▸ **PROBLEM DETAILS**:
Everything in the listing except the pictures should be written out exactly.

Saved entries:

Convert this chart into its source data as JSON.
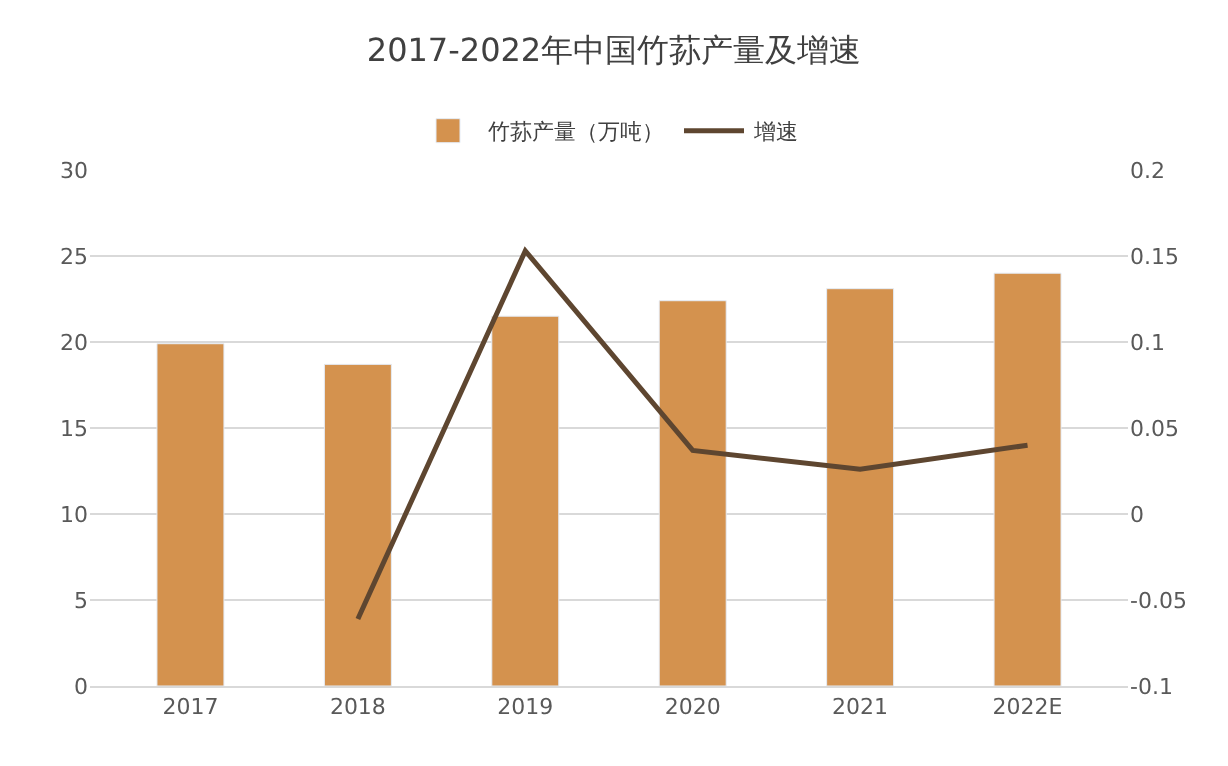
{
  "chart_data": {
    "type": "bar",
    "title": "2017-2022年中国竹荪产量及增速",
    "categories": [
      "2017",
      "2018",
      "2019",
      "2020",
      "2021",
      "2022E"
    ],
    "series": [
      {
        "name": "竹荪产量（万吨）",
        "color": "#d4924e",
        "values": [
          19.9,
          18.7,
          21.5,
          22.4,
          23.1,
          24.0
        ]
      },
      {
        "name": "增速",
        "type": "line",
        "axis": "y2",
        "color": "#5e4630",
        "values": [
          null,
          -0.061,
          0.153,
          0.037,
          0.026,
          0.04
        ]
      }
    ],
    "ylim": [
      0,
      30
    ],
    "yticks": [
      0,
      5,
      10,
      15,
      20,
      25,
      30
    ],
    "y2lim": [
      -0.1,
      0.2
    ],
    "y2ticks": [
      -0.1,
      -0.05,
      0,
      0.05,
      0.1,
      0.15,
      0.2
    ],
    "grid": "y",
    "legend": "top",
    "marker": "none",
    "line_style": "solid"
  }
}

▸ **EXERCISE RESPONSE**:
Convert this chart into its source data as JSON.
{
  "chart_data": {
    "type": "bar",
    "title": "2017-2022年中国竹荪产量及增速",
    "categories": [
      "2017",
      "2018",
      "2019",
      "2020",
      "2021",
      "2022E"
    ],
    "series": [
      {
        "name": "竹荪产量（万吨）",
        "color": "#d4924e",
        "values": [
          19.9,
          18.7,
          21.5,
          22.4,
          23.1,
          24.0
        ]
      },
      {
        "name": "增速",
        "type": "line",
        "axis": "y2",
        "color": "#5e4630",
        "values": [
          null,
          -0.061,
          0.153,
          0.037,
          0.026,
          0.04
        ]
      }
    ],
    "ylim": [
      0,
      30
    ],
    "yticks": [
      0,
      5,
      10,
      15,
      20,
      25,
      30
    ],
    "y2lim": [
      -0.1,
      0.2
    ],
    "y2ticks": [
      -0.1,
      -0.05,
      0,
      0.05,
      0.1,
      0.15,
      0.2
    ],
    "grid": "y",
    "legend": "top",
    "marker": "none",
    "line_style": "solid"
  }
}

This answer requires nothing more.